(INPUT MATERIAL):
--- --- ---

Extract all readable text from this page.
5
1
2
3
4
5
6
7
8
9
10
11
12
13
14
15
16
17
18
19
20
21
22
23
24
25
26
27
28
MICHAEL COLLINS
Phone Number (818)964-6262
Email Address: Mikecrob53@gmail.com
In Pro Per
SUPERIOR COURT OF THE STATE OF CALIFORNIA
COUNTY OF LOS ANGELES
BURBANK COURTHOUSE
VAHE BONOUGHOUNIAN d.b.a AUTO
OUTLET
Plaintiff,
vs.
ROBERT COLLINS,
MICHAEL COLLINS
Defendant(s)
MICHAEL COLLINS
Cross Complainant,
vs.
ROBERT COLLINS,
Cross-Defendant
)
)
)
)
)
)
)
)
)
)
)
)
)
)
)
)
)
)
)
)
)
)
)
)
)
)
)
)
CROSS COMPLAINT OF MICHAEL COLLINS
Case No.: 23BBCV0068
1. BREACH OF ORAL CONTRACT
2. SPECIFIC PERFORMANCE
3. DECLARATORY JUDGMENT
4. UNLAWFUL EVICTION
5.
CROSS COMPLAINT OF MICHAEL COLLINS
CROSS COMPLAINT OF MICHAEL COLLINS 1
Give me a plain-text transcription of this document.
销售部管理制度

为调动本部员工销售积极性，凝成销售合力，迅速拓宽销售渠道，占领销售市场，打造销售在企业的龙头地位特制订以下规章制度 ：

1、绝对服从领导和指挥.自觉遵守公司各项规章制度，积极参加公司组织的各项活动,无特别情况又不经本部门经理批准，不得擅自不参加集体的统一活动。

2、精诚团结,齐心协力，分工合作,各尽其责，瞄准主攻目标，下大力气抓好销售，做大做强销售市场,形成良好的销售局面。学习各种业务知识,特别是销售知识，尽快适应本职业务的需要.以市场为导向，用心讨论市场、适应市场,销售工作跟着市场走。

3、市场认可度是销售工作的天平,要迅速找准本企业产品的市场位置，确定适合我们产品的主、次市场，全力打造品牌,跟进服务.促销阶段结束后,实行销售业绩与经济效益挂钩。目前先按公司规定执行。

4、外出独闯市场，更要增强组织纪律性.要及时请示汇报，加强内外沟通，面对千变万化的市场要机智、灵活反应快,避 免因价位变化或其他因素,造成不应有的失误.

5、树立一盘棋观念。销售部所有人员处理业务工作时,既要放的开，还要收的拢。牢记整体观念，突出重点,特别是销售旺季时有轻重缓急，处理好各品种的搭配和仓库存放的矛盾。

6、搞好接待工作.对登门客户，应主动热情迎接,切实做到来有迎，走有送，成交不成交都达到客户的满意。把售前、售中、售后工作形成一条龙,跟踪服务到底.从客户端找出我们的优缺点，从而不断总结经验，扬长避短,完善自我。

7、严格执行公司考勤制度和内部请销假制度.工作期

--- --- ---

(TASK PROMPT):
Retype the material in full, character for character.

(EXPECTED ANSWER):
Extract all readable text from this page.
5
1
2
3
4
5
6
7
8
9
10
11
12
13
14
15
16
17
18
19
20
21
22
23
24
25
26
27
28
MICHAEL COLLINS
Phone Number (818)964-6262
Email Address: Mikecrob53@gmail.com
In Pro Per
SUPERIOR COURT OF THE STATE OF CALIFORNIA
COUNTY OF LOS ANGELES
BURBANK COURTHOUSE
VAHE BONOUGHOUNIAN d.b.a AUTO
OUTLET
Plaintiff,
vs.
ROBERT COLLINS,
MICHAEL COLLINS
Defendant(s)
MICHAEL COLLINS
Cross Complainant,
vs.
ROBERT COLLINS,
Cross-Defendant
)
)
)
)
)
)
)
)
)
)
)
)
)
)
)
)
)
)
)
)
)
)
)
)
)
)
)
)
CROSS COMPLAINT OF MICHAEL COLLINS
Case No.: 23BBCV0068
1. BREACH OF ORAL CONTRACT
2. SPECIFIC PERFORMANCE
3. DECLARATORY JUDGMENT
4. UNLAWFUL EVICTION
5.
CROSS COMPLAINT OF MICHAEL COLLINS
CROSS COMPLAINT OF MICHAEL COLLINS 1
Give me a plain-text transcription of this document.
销售部管理制度

为调动本部员工销售积极性，凝成销售合力，迅速拓宽销售渠道，占领销售市场，打造销售在企业的龙头地位特制订以下规章制度 ：

1、绝对服从领导和指挥.自觉遵守公司各项规章制度，积极参加公司组织的各项活动,无特别情况又不经本部门经理批准，不得擅自不参加集体的统一活动。

2、精诚团结,齐心协力，分工合作,各尽其责，瞄准主攻目标，下大力气抓好销售，做大做强销售市场,形成良好的销售局面。学习各种业务知识,特别是销售知识，尽快适应本职业务的需要.以市场为导向，用心讨论市场、适应市场,销售工作跟着市场走。

3、市场认可度是销售工作的天平,要迅速找准本企业产品的市场位置，确定适合我们产品的主、次市场，全力打造品牌,跟进服务.促销阶段结束后,实行销售业绩与经济效益挂钩。目前先按公司规定执行。

4、外出独闯市场，更要增强组织纪律性.要及时请示汇报，加强内外沟通，面对千变万化的市场要机智、灵活反应快,避 免因价位变化或其他因素,造成不应有的失误.

5、树立一盘棋观念。销售部所有人员处理业务工作时,既要放的开，还要收的拢。牢记整体观念，突出重点,特别是销售旺季时有轻重缓急，处理好各品种的搭配和仓库存放的矛盾。

6、搞好接待工作.对登门客户，应主动热情迎接,切实做到来有迎，走有送，成交不成交都达到客户的满意。把售前、售中、售后工作形成一条龙,跟踪服务到底.从客户端找出我们的优缺点，从而不断总结经验，扬长避短,完善自我。

7、严格执行公司考勤制度和内部请销假制度.工作期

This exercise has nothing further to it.